Chapuzas de amor, de Jaime Hernández. La gran novela chicana, en ABC Color

El fin de semana pasado publicamos en el suplemento cultural del ABC Color de Paraguay una reseña dedicada a Chapuzas de amor, de Jaime Hernandez; un trabajo perturbador y conmovedor a partes iguales. Una obra que se integra dentro de las grandes novelas río que estos dos hermanos están construyendo para la posteridad de la narrativa comicográfica. Chapuzas de amor es una novela gráfica de madurez, aglutinadora y completista; una historia que se disfruta sobremanera si conocemos los referentes que la justifican y el contexto narrativo en el que se integra; pero que también admite una lectura aislada, que será un hallazgo para el afortunado recién llegado. De todo ello hablamos en nuestro artículo "La gran novela chicana".
El artículo vino acompañado en el suplemento de un texto contextualizador sobre la obra de los Hernandez Bros, a cargo de Julián Sorel; y, de postre, una interesantísima reflexión sobre "La filosofía de la máscara" en la ficción, de mano de nuestra editora Montserrat Álvarez.
Aquí tienen las planillas de la edición, y nuestro texto extractado justo debajo.
Se menciona con frecuencia la dificultad de enfrentarse a una obra, la de Jaime y Beto Hernandez, en la que, como en la vida misma, todo está interrelacionado y es interdependiente. Durante su carrera como dibujantes de cómics, los dos hermanos han construido sendos cómics-río al estilo de otros grandes autores literarios que han hecho pivotar su narrativa alrededor de un espacio ficcional, eje rector de sus entregas novelescas: el Macondo de Gabriel García Márquez, el condado de Yoknapatawpha en la obra de Faulkner, la Comala mágica y trágica de Juan Rulfo o la ciudad de Santa María en algunos libros de Juan Carlos Onetti. Son, como las llama Luis Mateo Díez, las "geografías de la imaginación", espacios de ficción que funcionan como microcosmos de realidad.
Las historias de Beto Hernandez transcurren en diferentes momentos de la historia de Palomar, un pueblo de la frontera estadounidense-mexicana, como hay miles; Jaime Hernandez sitúa a sus "Locas" en el barrio californiano de Hoppers y luego dentro de un Los Ángeles reconstruido y reinventado. En esos dos escenarios, tan vívidos y llenos de humanidad, los hermanos Hernandez despliegan su muestrario de personajes y les hacen vivir a través del tiempo, en sendas epopeyas fronterizas que, dentro de su componente ficcional (enloquecido, a veces), transpiran verdad y algunas dosis de biografía propia. Realismo mágico.

__Por hacer__:
1. Por favor, enumera los espacios de ficción de otros autores literarios que el extracto cita como ejemplo, cada uno con el autor al que se asocia.
2. Copia el pasaje del extracto que va desde "El artículo vino" hasta "editora Montserrat Álvarez.", ambos incluidos, y cambia "postre" por "remate".

Fragmentos de un conjunto de anotaciones de maquetación:
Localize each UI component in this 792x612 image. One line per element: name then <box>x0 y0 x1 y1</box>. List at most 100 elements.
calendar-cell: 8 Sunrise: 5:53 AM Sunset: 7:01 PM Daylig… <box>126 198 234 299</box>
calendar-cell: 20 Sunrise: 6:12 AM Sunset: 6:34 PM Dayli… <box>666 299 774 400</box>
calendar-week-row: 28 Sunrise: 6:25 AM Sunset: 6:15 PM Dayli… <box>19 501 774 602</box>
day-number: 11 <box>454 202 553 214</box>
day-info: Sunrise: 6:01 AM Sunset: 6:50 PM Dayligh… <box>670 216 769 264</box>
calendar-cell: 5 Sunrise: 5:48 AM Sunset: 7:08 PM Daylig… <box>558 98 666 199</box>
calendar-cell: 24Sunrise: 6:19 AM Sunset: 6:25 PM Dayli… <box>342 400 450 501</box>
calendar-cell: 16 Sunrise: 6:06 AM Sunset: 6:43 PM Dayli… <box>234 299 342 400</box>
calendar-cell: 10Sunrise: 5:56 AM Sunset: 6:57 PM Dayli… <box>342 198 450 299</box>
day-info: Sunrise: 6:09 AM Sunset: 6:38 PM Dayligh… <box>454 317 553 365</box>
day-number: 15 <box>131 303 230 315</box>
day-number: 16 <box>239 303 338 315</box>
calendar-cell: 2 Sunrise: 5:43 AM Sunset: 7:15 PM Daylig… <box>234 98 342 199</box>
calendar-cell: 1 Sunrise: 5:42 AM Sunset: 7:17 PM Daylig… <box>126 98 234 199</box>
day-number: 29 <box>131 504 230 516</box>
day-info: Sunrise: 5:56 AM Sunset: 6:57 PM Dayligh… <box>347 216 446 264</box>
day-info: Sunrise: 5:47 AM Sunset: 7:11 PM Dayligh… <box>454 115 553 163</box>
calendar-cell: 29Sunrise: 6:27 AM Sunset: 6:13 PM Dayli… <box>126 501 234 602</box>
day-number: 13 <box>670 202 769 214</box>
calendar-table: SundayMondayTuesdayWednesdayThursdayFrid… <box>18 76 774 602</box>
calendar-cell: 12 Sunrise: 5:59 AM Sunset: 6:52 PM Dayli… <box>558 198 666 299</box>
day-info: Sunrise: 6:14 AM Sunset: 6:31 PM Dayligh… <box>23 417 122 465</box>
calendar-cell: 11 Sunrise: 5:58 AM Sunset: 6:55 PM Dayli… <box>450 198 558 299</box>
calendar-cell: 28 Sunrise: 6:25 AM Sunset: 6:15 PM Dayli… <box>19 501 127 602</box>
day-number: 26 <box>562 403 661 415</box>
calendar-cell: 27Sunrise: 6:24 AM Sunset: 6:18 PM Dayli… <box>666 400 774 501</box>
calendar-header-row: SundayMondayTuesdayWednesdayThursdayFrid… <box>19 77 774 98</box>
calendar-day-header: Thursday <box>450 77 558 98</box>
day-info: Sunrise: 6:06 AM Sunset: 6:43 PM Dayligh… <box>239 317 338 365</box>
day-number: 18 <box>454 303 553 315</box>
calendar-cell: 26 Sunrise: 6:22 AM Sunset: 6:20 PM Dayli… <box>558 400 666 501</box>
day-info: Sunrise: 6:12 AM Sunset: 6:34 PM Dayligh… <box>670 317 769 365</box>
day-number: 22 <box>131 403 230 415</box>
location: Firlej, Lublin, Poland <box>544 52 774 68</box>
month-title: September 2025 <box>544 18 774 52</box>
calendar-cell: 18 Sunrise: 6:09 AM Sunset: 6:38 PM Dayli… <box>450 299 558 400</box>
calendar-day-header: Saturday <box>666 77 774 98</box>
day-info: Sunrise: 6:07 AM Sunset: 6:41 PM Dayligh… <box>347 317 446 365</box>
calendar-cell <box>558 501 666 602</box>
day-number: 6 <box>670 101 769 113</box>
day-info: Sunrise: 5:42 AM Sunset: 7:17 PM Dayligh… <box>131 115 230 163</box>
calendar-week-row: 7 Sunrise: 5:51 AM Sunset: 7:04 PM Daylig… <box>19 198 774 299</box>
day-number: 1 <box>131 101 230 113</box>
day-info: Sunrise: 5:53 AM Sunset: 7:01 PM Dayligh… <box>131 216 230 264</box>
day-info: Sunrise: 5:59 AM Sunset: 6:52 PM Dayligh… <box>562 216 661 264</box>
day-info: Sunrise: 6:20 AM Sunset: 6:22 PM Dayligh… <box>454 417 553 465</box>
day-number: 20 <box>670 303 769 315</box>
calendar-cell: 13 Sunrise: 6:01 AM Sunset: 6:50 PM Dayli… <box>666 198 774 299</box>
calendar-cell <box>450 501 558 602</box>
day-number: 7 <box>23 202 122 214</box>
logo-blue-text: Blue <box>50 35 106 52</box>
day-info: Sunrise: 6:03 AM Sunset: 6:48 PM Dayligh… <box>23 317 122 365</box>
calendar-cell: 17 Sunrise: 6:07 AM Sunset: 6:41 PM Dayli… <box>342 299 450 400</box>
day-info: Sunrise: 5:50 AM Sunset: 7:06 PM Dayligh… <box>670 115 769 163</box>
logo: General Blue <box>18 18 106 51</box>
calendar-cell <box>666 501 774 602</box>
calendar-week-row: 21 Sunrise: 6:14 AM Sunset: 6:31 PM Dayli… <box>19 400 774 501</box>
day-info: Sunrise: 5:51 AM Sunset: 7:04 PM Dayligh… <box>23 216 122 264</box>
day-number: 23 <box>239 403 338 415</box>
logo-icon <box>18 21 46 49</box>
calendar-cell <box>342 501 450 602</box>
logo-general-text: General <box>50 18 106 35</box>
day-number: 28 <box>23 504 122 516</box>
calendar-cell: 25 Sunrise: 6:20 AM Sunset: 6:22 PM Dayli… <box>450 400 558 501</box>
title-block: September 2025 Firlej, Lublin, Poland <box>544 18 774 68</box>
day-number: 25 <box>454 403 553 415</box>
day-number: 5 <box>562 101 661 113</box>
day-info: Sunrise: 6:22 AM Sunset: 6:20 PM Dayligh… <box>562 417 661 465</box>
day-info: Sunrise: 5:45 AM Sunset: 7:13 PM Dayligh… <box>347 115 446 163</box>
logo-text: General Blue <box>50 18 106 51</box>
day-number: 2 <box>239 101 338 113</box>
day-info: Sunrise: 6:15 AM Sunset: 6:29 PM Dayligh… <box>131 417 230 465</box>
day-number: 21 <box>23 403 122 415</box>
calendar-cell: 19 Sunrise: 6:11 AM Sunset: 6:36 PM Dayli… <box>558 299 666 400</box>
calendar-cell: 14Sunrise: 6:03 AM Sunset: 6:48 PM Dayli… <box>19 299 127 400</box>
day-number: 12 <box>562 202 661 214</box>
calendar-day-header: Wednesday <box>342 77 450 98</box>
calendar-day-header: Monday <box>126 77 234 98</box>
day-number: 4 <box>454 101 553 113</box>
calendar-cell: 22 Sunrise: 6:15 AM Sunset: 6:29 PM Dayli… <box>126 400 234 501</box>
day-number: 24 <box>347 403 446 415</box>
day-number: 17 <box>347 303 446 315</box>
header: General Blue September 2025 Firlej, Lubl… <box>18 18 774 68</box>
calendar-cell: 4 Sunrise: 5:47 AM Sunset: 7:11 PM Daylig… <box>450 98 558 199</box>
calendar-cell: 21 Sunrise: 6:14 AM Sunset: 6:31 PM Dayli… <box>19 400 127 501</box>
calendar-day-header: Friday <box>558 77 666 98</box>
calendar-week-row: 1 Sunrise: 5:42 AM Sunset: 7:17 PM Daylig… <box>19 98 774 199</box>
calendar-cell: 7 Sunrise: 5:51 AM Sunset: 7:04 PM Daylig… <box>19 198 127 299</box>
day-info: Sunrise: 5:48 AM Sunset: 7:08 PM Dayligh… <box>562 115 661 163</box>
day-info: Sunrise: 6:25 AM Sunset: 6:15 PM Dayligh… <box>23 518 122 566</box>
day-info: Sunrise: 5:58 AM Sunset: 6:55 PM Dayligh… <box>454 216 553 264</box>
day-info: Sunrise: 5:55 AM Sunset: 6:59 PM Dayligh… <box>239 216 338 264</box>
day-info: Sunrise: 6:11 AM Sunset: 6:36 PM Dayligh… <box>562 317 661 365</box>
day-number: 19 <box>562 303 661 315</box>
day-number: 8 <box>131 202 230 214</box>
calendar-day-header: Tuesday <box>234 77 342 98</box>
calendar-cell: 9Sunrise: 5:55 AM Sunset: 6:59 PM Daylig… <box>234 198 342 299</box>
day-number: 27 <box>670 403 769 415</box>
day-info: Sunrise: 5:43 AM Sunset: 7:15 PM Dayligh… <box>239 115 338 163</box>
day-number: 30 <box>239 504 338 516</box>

__Soluciones__:
1.
- El Macondo de Gabriel García Márquez
- El condado de Yoknapatawpha, de Faulkner
- La Comala de Juan Rulfo
- La ciudad de Santa María, de Juan Carlos Onetti

2.
El artículo vino acompañado en el suplemento de un texto contextualizador sobre la obra de los Hernandez Bros, a cargo de Julián Sorel; y, de remate, una interesantísima reflexión sobre "La filosofía de la máscara" en la ficción, de mano de nuestra editora Montserrat Álvarez.